[ENTRIES SUPPLIED start]

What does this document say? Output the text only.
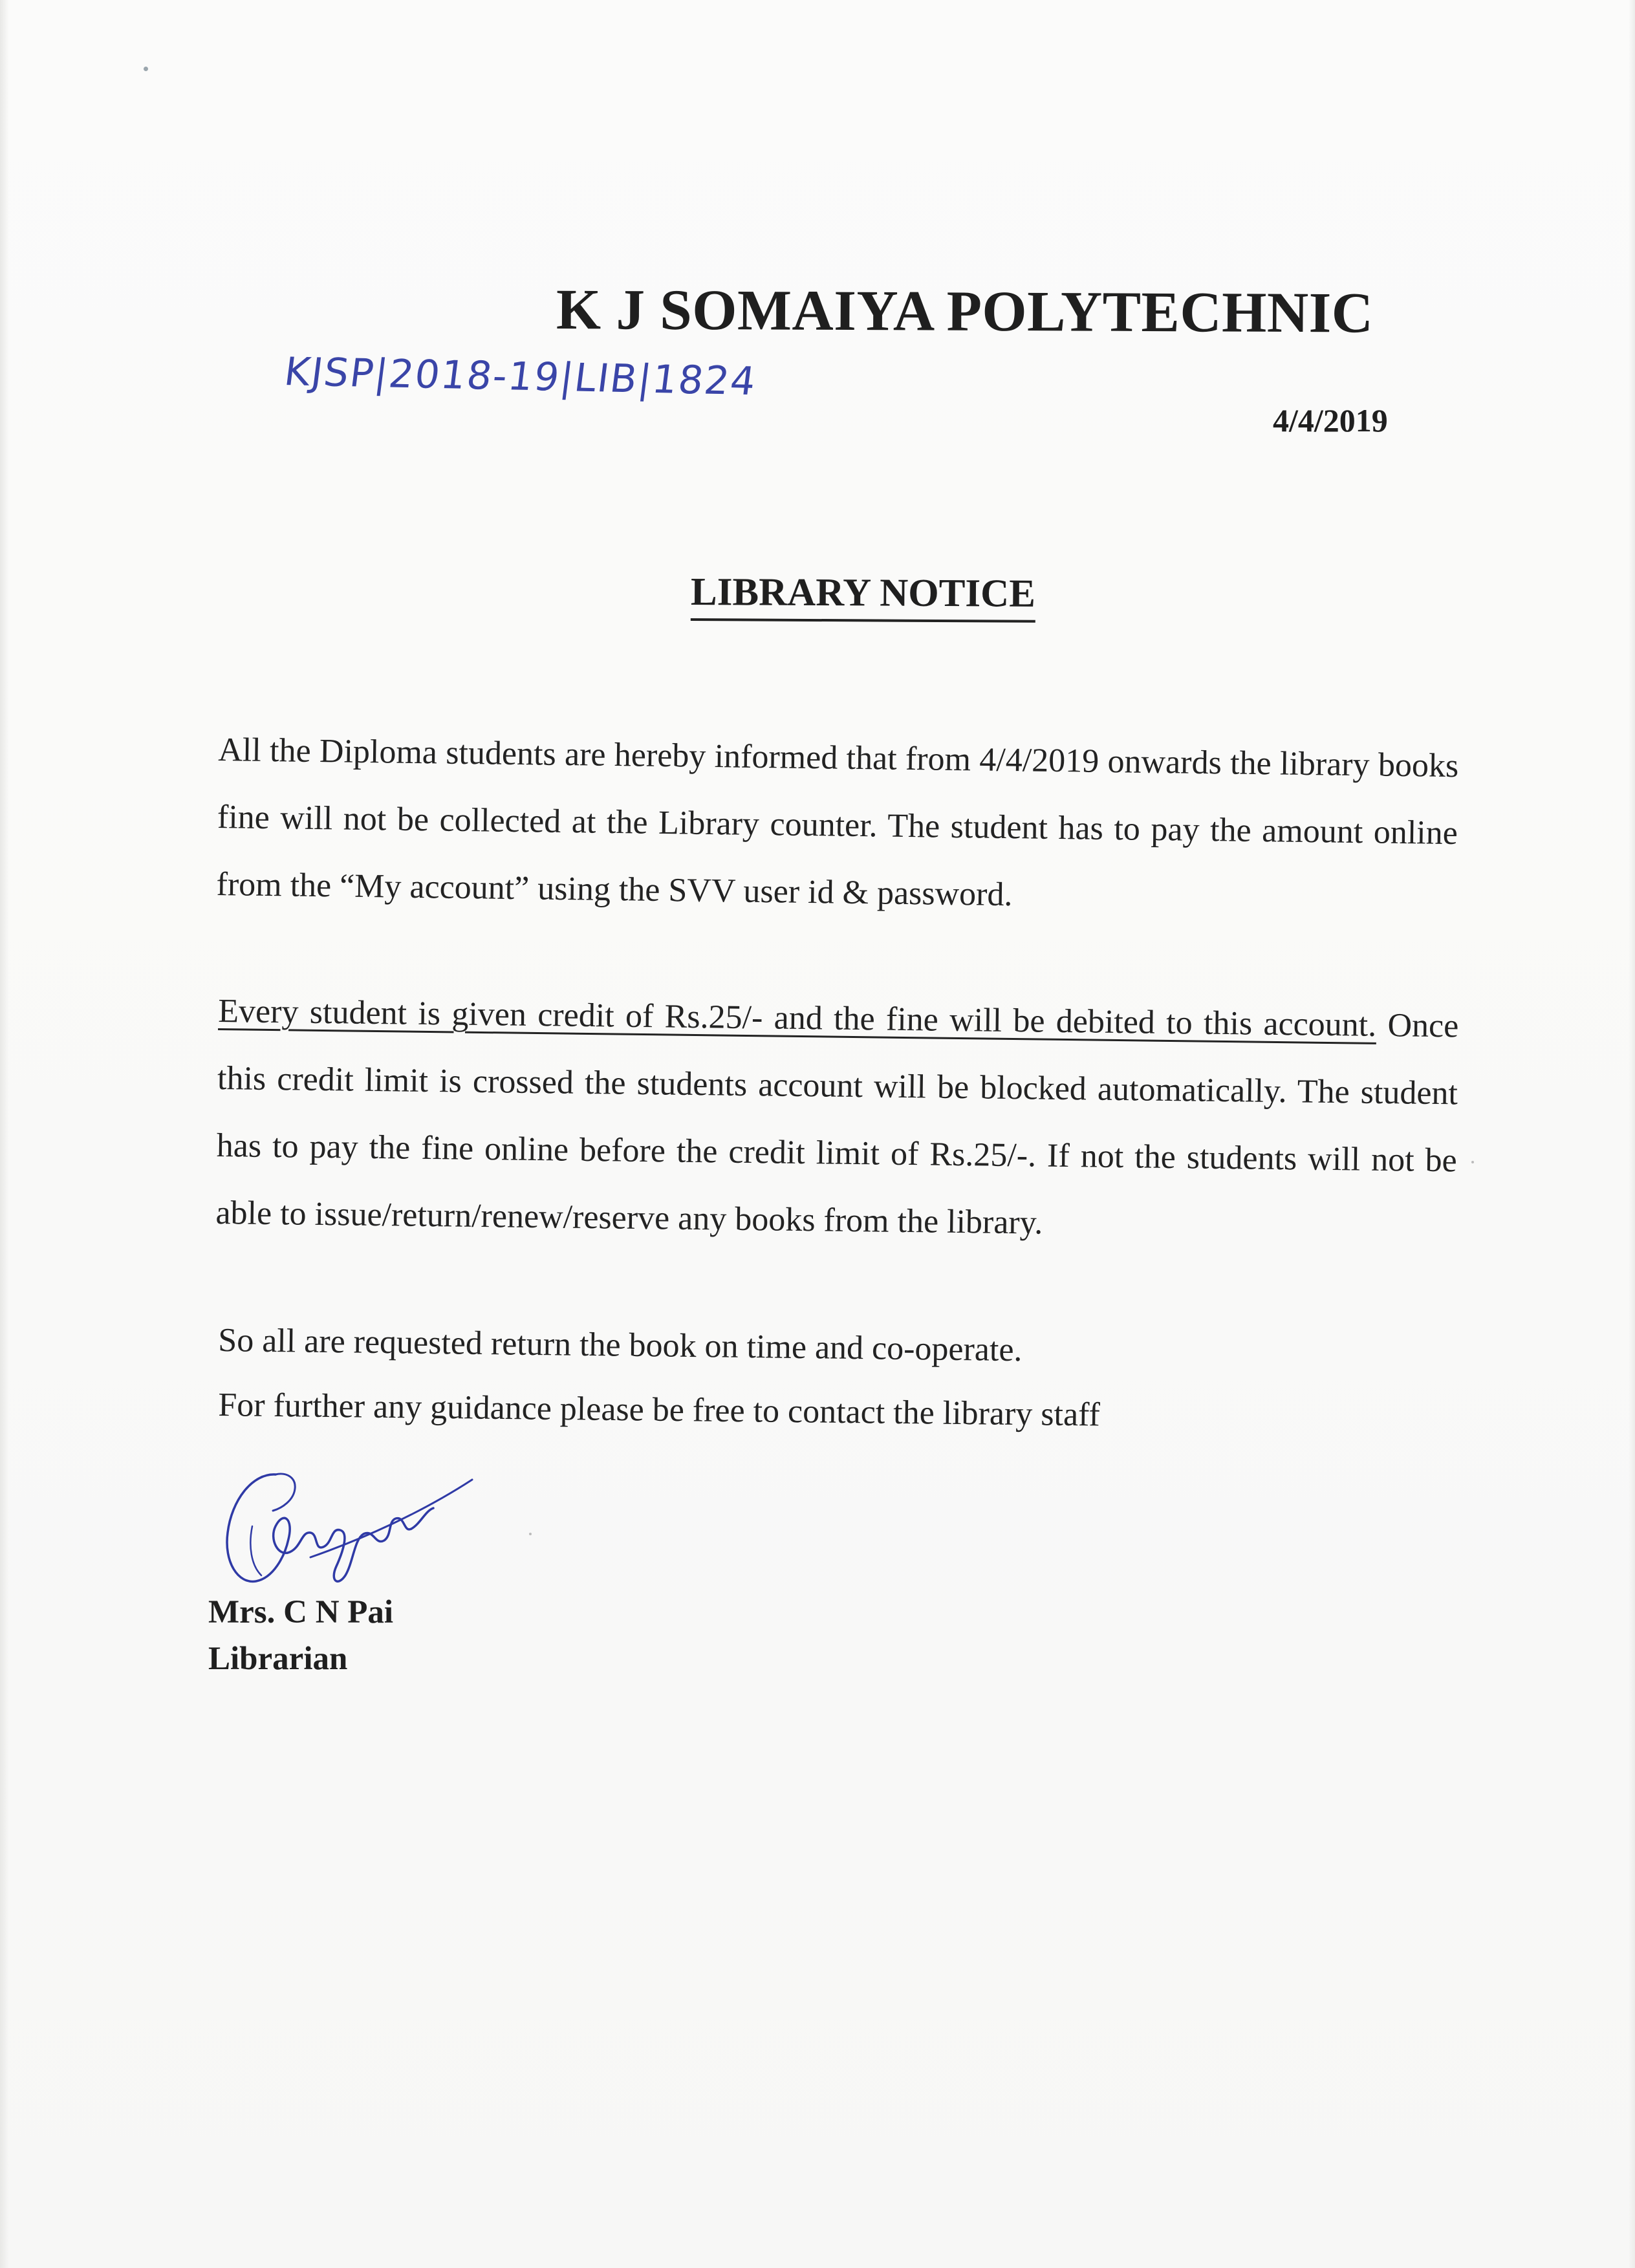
K J SOMAIYA POLYTECHNIC
KJSP|2018-19|LIB|1824
4/4/2019
LIBRARY NOTICE
All the Diploma students are hereby informed that from 4/4/2019 onwards the library books fine will not be collected at the Library counter. The student has to pay the amount online from the “My account” using the SVV user id & password.
Every student is given credit of Rs.25/- and the fine will be debited to this account. Once this credit limit is crossed the students account will be blocked automatically. The student has to pay the fine online before the credit limit of Rs.25/-. If not the students will not be able to issue/return/renew/reserve any books from the library.
So all are requested return the book on time and co-operate.
For further any guidance please be free to contact the library staff
Mrs. C N Pai
Librarian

[ENTRIES SUPPLIED end]

#### [SET EXERCISE]
Select every line where the word "return" occurs.

#### [SOLUTION TO THIS EXERCISE]
Every student is given credit of Rs.25/- and the fine will be debited to this account. Once this credit limit is crossed the students account will be blocked automatically. The student has to pay the fine online before the credit limit of Rs.25/-. If not the students will not be able to issue/return/renew/reserve any books from the library.
So all are requested return the book on time and co-operate.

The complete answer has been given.